Tarefa A
Que propriedades o CBD possui, segundo o texto sobre cannabis e esclerose múltipla?
Tarefa B
Em que ano o Sativex® foi aprovado no Canadá, de acordo com o texto sobre cannabis e esclerose múltipla?
Tarefa C
Dê continuidade ao texto sobre cannabis e esclerose múltipla a partir da última frase apresentada.

Texto fornecido
──────────────────────────────
O CBD possui propriedades anti-inflamatórias, ansiolíticas, anticonvulsivantes e neuroprotetoras, além de atuar como modulador alostérico negativo dos receptores CB1 e ativador de receptores TRPV1 e 5-HT1A, o que o torna uma opção com excelente perfil de segurança.
Já o THC, psicoativo em doses elevadas, atua como agonista parcial dos receptores CB1 e CB2, promovendo relaxamento muscular, controle da espasticidade, melhora da dor e do humor. A combinação equilibrada de ambos pode trazer resultados terapêuticos mais eficazes, principalmente nos quadros de espasticidade muscular, demonstrando os efeitos da cannabis e esclerose múltipla.
Quimiovar 2: equilíbrio entre THC e CBD no controle da espasticidade
Entre os diferentes perfis químicos das variedades de cannabis, destaca-se o quimiovar 2 (chemotype II), caracterizado por conter proporções próximas de 1:1 entre THC e CBD. Essa combinação reduz os efeitos psicoativos do THC ao mesmo tempo em que potencializa suas ações terapêuticas. Pacientes com EM que utilizam esse perfil de canabinoides relatam redução da rigidez muscular, melhora na mobilidade e alívio significativo da dor associada à espasticidade.
Além disso, o quimiovar 2 é associado a menor incidência de efeitos adversos, como sedação excessiva ou euforia, tornando-o uma opção segura para uso contínuo em contexto clínico. É a partir desse perfil botânico que foi desenvolvido o primeiro medicamento derivado de cannabis aprovado para uso específico na esclerose múltipla.

Sativex®: histórico, aprovação e evidências científicas
O Sativex® (nabiximols) é um fitoterápico de uso oromucoso desenvolvido a partir do quimiovar 2, com concentrações padronizadas de THC e CBD em proporções próximas de 1:1. Criado pela farmacêutica GW Pharmaceuticals, foi aprovado no Canadá em 2005 e posteriormente em diversos países europeus para o tratamento da espasticidade moderada a grave em pacientes com esclerose múltipla que não responderam adequadamente a outras terapias antiespásticas.
──────────────────────────────
Listagem de dados

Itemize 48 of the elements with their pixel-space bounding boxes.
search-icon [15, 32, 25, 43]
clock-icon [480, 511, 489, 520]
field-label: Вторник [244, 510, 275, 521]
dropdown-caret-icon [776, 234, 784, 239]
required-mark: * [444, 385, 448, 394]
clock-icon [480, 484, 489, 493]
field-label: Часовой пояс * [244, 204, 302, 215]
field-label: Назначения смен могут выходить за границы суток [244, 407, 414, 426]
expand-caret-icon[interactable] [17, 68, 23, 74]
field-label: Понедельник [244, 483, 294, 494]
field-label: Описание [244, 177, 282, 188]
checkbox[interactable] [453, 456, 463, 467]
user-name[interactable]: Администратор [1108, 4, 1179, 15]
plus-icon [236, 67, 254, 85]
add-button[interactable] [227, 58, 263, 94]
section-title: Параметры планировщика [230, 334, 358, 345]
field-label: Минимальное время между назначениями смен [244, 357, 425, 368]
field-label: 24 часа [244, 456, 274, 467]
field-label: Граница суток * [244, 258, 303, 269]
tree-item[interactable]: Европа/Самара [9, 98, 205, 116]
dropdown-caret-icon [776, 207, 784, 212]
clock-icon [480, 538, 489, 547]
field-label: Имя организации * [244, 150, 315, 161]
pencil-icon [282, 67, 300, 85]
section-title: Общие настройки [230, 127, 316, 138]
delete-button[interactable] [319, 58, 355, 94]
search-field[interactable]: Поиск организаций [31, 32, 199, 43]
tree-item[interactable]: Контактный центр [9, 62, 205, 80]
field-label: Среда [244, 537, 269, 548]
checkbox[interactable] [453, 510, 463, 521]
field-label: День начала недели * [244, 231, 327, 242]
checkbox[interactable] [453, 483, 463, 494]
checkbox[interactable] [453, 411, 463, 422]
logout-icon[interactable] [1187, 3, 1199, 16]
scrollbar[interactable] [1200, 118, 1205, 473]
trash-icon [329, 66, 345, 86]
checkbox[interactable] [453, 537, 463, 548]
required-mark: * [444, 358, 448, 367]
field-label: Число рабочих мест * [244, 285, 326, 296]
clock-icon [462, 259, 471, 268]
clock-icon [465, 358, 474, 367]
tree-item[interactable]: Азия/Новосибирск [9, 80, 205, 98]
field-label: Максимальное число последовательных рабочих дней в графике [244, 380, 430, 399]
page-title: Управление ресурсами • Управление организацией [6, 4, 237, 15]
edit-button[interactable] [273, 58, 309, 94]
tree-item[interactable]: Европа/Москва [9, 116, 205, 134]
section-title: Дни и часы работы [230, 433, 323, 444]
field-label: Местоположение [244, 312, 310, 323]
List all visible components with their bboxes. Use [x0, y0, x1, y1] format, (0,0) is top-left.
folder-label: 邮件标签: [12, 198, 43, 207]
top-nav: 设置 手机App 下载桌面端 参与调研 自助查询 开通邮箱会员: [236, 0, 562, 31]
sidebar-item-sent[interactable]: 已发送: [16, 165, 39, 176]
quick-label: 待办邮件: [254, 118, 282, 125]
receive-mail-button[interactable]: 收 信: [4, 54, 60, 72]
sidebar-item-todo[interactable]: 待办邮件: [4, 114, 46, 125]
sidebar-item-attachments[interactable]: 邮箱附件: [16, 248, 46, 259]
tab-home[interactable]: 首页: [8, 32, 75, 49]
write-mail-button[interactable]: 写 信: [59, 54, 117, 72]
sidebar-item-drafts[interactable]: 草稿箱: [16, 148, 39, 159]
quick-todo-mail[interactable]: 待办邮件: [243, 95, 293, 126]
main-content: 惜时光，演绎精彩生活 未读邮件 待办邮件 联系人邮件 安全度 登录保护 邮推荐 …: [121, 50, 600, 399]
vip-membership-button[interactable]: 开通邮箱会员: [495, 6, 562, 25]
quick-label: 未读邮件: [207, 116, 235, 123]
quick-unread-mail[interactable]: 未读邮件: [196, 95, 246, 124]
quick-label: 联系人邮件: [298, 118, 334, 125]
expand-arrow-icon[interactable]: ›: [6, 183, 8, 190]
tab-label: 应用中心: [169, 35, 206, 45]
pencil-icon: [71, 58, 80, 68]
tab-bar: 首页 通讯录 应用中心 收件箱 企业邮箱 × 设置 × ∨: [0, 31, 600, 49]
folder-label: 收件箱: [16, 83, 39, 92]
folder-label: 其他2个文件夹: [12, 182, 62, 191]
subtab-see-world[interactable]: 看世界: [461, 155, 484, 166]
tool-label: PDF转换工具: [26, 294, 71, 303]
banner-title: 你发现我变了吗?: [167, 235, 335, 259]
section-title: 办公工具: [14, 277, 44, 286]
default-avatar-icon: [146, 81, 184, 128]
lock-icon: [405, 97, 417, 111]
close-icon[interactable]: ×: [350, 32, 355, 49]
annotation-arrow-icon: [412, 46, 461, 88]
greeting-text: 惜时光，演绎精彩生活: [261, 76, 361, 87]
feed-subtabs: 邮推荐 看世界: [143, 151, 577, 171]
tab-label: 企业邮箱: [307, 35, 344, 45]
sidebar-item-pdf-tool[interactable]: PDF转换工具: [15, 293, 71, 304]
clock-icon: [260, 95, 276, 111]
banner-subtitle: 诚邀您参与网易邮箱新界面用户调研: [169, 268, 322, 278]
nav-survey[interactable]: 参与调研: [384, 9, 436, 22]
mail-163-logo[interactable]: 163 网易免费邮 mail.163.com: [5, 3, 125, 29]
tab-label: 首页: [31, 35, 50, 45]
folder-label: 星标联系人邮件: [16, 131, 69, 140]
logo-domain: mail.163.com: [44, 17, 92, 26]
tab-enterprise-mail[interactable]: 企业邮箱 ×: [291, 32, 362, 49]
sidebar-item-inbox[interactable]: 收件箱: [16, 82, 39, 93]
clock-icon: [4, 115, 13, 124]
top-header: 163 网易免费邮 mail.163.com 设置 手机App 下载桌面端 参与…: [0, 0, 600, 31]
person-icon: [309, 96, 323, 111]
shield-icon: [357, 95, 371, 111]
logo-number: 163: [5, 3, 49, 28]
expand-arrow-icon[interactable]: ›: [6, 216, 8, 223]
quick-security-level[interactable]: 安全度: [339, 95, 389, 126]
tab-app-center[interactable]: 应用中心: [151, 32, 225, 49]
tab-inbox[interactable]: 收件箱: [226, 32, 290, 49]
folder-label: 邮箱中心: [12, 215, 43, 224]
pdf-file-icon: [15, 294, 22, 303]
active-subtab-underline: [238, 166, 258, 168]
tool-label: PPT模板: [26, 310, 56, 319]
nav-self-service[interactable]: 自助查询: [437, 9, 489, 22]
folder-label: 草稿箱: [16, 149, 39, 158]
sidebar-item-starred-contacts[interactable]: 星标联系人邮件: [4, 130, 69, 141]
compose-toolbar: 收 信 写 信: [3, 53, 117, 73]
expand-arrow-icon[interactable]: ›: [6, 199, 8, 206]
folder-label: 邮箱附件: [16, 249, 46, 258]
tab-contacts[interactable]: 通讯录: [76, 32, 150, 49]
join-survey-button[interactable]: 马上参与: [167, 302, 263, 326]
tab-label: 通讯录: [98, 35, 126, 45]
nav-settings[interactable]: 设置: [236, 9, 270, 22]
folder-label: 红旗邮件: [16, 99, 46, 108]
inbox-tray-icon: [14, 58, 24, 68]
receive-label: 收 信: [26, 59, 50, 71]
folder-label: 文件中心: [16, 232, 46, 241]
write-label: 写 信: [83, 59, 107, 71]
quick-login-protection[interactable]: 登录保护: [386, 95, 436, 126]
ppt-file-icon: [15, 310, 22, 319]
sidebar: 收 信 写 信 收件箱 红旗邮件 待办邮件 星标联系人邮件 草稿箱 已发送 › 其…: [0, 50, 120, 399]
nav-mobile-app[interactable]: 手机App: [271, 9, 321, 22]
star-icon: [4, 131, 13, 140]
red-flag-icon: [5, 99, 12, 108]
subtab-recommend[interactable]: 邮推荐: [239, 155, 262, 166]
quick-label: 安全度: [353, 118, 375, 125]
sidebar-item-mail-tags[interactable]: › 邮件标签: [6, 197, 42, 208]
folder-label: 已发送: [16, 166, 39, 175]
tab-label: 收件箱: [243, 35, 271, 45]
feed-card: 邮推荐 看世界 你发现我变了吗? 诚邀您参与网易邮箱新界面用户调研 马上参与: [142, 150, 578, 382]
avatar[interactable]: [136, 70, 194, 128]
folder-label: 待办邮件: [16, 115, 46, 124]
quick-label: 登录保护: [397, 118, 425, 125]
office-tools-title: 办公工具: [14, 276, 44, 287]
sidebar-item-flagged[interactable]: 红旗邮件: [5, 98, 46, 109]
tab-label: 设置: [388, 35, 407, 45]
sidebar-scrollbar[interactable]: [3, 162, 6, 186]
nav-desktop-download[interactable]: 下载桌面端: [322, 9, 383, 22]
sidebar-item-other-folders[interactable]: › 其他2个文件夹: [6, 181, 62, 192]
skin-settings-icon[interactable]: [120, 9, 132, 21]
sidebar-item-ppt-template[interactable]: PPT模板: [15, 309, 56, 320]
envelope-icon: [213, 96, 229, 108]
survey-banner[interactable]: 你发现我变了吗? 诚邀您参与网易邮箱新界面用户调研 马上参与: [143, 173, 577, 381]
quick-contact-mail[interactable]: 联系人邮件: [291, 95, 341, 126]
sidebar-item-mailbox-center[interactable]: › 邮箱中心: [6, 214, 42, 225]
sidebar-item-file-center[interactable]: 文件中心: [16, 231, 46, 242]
──────────────────────────────
Resposta esperada A
- Anti-inflamatórias
- Ansiolíticas
- Anticonvulsivantes
- Neuroprotetoras

Resposta esperada B
Em 2005.

Resposta esperada C
O desenvolvimento do Sativex® contou com ensaios clínicos de fase III, com metodologia robusta, que avaliaram a eficácia e segurança do medicamento em pacientes com EM.
Um dos estudos mais citados, publicado por Collin et al. no European Journal of Neurology, demonstrou que 40% dos pacientes tratados com Sativex® apresentaram melhora significativa da espasticidade após quatro semanas de uso, em comparação ao placebo. Outros benefícios relatados incluíram melhora na qualidade do sono, redução das dores e aumento da mobilidade.
Estudos de extensão a longo prazo confirmaram que os efeitos benéficos do medicamento se mantêm ao longo dos meses, com boa tolerabilidade e poucos efeitos colaterais significativos.
Uma revisão sistemática da Cochrane também reforçou as evidências em favor do uso de canabinoides na esclerose múltipla, especialmente no controle da espasticidade percebida pelos próprios pacientes. Embora os efeitos medidos por escalas clínicas objetivas sejam discretos, o impacto subjetivo relatado é relevante e tem repercussão direta na qualidade de vida.
Considerações finais sobre cannabis e esclerose múltipla
O uso da cannabis e esclerose múltipla representa uma inovação terapêutica com respaldo científico crescente. Pacientes com sintomas como espasticidade, dor neuropática, fadiga e distúrbios do sono podem se beneficiar significativamente da combinação entre CBD e THC, principalmente nas formulações balanceadas como as encontradas no quimiovar 2.
A aprovação e disseminação do Sativex® reforçam a legitimidade dessa abordagem em países com políticas públicas de saúde mais avançadas no tema.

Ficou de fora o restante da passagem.